### AIM
Please quote every line word for word.

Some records
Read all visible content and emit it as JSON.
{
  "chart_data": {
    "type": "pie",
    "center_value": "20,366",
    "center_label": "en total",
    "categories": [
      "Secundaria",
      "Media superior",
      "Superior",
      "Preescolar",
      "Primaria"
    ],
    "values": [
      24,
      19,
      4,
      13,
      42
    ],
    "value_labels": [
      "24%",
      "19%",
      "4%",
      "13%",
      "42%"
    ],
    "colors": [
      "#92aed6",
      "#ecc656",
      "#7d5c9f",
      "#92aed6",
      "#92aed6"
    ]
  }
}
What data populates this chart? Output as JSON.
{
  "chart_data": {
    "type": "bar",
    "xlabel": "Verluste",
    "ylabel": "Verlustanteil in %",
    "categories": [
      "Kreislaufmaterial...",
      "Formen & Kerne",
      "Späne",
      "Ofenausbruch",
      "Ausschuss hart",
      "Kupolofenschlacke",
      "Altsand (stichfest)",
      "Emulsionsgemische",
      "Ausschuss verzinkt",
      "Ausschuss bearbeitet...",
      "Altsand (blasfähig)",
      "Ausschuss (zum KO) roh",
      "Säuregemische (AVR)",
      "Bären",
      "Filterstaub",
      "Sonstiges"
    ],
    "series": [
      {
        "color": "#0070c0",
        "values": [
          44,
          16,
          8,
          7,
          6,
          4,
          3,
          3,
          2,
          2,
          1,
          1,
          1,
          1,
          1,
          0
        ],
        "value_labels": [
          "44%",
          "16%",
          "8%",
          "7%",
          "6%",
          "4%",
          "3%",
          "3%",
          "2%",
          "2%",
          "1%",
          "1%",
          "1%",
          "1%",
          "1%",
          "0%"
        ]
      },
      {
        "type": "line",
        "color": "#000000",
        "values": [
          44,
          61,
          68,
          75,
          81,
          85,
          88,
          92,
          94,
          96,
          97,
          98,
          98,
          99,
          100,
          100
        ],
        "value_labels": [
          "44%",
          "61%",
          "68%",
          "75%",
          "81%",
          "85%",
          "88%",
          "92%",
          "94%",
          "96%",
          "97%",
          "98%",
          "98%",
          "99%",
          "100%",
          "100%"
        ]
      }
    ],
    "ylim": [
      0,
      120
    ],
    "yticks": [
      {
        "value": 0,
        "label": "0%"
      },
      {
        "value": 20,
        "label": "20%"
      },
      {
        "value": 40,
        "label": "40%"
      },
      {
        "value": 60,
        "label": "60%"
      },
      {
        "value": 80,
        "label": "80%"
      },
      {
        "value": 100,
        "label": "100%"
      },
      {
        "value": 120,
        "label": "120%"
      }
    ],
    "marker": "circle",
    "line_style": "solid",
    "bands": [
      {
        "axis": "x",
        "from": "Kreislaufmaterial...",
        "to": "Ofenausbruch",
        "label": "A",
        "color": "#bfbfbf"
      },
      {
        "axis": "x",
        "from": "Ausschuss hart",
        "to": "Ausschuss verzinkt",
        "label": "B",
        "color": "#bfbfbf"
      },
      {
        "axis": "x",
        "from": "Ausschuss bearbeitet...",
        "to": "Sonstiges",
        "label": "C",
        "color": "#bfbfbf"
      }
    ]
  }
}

### THE COMPLETED TASK
Read all visible content and emit it as JSON.
{
  "chart_data": {
    "type": "pie",
    "center_value": "20,366",
    "center_label": "en total",
    "categories": [
      "Secundaria",
      "Media superior",
      "Superior",
      "Preescolar",
      "Primaria"
    ],
    "values": [
      24,
      19,
      4,
      13,
      42
    ],
    "value_labels": [
      "24%",
      "19%",
      "4%",
      "13%",
      "42%"
    ],
    "colors": [
      "#92aed6",
      "#ecc656",
      "#7d5c9f",
      "#92aed6",
      "#92aed6"
    ]
  }
}
What data populates this chart? Output as JSON.
{
  "chart_data": {
    "type": "bar",
    "xlabel": "Verluste",
    "ylabel": "Verlustanteil in %",
    "categories": [
      "Kreislaufmaterial...",
      "Formen & Kerne",
      "Späne",
      "Ofenausbruch",
      "Ausschuss hart",
      "Kupolofenschlacke",
      "Altsand (stichfest)",
      "Emulsionsgemische",
      "Ausschuss verzinkt",
      "Ausschuss bearbeitet...",
      "Altsand (blasfähig)",
      "Ausschuss (zum KO) roh",
      "Säuregemische (AVR)",
      "Bären",
      "Filterstaub",
      "Sonstiges"
    ],
    "series": [
      {
        "color": "#0070c0",
        "values": [
          44,
          16,
          8,
          7,
          6,
          4,
          3,
          3,
          2,
          2,
          1,
          1,
          1,
          1,
          1,
          0
        ],
        "value_labels": [
          "44%",
          "16%",
          "8%",
          "7%",
          "6%",
          "4%",
          "3%",
          "3%",
          "2%",
          "2%",
          "1%",
          "1%",
          "1%",
          "1%",
          "1%",
          "0%"
        ]
      },
      {
        "type": "line",
        "color": "#000000",
        "values": [
          44,
          61,
          68,
          75,
          81,
          85,
          88,
          92,
          94,
          96,
          97,
          98,
          98,
          99,
          100,
          100
        ],
        "value_labels": [
          "44%",
          "61%",
          "68%",
          "75%",
          "81%",
          "85%",
          "88%",
          "92%",
          "94%",
          "96%",
          "97%",
          "98%",
          "98%",
          "99%",
          "100%",
          "100%"
        ]
      }
    ],
    "ylim": [
      0,
      120
    ],
    "yticks": [
      {
        "value": 0,
        "label": "0%"
      },
      {
        "value": 20,
        "label": "20%"
      },
      {
        "value": 40,
        "label": "40%"
      },
      {
        "value": 60,
        "label": "60%"
      },
      {
        "value": 80,
        "label": "80%"
      },
      {
        "value": 100,
        "label": "100%"
      },
      {
        "value": 120,
        "label": "120%"
      }
    ],
    "marker": "circle",
    "line_style": "solid",
    "bands": [
      {
        "axis": "x",
        "from": "Kreislaufmaterial...",
        "to": "Ofenausbruch",
        "label": "A",
        "color": "#bfbfbf"
      },
      {
        "axis": "x",
        "from": "Ausschuss hart",
        "to": "Ausschuss verzinkt",
        "label": "B",
        "color": "#bfbfbf"
      },
      {
        "axis": "x",
        "from": "Ausschuss bearbeitet...",
        "to": "Sonstiges",
        "label": "C",
        "color": "#bfbfbf"
      }
    ]
  }
}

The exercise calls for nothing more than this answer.